**Written task:** Determine how many lines include "JSON". Give the number and nothing else.

**Supplied data:**
_ _ _
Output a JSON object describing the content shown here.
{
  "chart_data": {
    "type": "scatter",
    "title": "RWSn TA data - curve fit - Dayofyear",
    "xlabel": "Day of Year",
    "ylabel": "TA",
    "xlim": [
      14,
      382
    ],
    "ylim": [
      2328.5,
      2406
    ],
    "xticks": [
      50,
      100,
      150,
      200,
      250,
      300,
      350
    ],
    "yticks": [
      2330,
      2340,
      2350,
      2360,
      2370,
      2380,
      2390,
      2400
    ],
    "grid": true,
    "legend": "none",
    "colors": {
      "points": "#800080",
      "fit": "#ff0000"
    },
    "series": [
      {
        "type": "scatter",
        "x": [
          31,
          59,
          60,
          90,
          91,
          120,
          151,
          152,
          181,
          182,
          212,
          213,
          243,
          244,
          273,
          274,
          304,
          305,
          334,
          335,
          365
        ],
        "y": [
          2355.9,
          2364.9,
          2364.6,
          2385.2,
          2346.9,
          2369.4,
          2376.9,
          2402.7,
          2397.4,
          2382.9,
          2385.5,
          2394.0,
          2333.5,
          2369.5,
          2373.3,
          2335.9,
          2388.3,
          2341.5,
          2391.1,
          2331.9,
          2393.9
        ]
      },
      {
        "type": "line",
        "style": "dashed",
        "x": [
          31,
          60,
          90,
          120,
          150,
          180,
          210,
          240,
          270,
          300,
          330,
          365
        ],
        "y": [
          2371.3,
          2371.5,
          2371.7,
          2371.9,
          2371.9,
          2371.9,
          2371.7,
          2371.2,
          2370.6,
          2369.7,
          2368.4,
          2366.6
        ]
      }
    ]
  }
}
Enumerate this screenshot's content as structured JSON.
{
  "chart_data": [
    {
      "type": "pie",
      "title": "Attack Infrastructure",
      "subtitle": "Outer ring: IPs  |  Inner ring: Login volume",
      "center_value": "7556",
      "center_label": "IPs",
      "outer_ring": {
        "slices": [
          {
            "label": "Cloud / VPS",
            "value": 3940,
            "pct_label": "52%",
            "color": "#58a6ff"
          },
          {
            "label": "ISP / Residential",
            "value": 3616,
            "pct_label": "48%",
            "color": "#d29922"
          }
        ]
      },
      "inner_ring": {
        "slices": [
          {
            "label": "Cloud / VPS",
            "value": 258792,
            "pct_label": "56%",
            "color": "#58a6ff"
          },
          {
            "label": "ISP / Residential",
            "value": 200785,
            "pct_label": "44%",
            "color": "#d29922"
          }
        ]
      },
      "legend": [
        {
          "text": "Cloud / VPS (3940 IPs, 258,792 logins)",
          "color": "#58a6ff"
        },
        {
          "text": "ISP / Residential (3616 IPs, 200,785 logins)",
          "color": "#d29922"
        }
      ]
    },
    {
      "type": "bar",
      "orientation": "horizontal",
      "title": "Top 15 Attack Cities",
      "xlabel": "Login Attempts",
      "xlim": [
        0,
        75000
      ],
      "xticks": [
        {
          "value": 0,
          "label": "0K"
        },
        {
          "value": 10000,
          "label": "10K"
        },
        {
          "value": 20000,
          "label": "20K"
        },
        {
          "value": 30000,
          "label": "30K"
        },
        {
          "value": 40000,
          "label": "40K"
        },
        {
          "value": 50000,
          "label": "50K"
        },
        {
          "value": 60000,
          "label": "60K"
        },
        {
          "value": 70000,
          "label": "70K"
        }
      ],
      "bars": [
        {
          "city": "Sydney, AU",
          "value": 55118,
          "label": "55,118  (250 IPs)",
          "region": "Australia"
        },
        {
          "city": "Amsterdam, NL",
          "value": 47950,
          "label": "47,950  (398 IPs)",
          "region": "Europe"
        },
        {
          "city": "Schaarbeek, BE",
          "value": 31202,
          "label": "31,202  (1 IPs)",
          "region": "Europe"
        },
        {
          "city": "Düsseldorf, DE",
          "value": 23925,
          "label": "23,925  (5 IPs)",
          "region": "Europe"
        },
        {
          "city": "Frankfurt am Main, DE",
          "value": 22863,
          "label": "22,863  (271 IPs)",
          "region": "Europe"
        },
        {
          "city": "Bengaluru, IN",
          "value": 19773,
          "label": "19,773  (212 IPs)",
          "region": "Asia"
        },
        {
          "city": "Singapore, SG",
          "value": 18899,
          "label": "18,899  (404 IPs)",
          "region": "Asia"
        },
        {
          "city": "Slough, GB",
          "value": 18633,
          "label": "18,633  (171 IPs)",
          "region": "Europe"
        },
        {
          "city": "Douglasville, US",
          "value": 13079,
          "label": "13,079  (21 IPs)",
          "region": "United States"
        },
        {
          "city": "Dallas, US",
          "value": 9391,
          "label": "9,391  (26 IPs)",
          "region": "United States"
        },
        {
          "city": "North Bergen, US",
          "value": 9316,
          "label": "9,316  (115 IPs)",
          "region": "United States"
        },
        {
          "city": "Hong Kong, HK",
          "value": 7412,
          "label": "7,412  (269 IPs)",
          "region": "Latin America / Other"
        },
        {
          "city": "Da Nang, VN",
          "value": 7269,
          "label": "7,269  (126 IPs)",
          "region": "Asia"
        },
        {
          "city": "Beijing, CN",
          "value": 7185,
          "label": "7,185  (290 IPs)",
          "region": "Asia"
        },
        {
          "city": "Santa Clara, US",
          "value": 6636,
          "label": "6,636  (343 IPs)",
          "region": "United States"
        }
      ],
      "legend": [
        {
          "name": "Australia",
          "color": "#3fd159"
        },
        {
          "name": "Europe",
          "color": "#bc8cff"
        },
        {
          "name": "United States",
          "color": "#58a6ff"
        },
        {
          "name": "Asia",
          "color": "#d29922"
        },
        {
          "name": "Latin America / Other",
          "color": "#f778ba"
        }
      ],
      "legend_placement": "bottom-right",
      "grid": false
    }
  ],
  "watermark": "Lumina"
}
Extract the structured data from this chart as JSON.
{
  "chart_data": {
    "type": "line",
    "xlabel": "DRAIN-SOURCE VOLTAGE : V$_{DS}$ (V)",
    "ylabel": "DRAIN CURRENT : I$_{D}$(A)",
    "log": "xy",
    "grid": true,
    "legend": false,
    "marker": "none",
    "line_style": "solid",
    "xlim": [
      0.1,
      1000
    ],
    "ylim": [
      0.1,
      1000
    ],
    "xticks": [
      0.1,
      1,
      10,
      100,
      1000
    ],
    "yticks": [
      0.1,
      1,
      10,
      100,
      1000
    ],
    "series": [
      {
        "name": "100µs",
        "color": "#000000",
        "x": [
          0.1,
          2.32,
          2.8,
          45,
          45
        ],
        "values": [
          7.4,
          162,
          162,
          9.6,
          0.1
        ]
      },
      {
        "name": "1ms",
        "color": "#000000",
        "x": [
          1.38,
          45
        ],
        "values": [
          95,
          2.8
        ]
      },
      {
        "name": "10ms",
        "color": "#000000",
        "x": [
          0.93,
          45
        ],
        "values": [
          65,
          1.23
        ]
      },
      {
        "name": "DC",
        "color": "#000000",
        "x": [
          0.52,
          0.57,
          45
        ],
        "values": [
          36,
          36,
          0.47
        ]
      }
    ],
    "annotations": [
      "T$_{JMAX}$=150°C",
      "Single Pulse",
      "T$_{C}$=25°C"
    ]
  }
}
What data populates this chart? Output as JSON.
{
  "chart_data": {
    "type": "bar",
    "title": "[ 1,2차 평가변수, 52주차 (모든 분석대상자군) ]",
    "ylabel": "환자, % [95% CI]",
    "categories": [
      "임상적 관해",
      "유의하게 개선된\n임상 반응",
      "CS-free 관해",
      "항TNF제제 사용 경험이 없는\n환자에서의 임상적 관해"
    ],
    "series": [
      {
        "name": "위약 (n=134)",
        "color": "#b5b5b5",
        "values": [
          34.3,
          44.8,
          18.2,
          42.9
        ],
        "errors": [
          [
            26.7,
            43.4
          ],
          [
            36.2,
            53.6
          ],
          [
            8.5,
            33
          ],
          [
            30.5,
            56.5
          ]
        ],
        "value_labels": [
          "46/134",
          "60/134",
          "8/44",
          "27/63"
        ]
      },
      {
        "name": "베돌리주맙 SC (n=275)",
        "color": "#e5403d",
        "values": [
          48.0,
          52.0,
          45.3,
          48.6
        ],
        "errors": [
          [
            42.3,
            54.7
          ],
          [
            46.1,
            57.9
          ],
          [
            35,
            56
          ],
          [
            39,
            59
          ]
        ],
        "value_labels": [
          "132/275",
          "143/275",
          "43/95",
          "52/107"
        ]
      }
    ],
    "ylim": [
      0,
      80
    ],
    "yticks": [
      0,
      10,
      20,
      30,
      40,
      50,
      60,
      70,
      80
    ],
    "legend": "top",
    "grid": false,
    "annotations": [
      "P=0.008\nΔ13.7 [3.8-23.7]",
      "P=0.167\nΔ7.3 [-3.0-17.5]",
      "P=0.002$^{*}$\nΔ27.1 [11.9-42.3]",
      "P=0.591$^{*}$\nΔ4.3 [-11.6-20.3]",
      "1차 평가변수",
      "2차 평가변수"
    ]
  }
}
_ _ _
**Answer for this exercise:** 4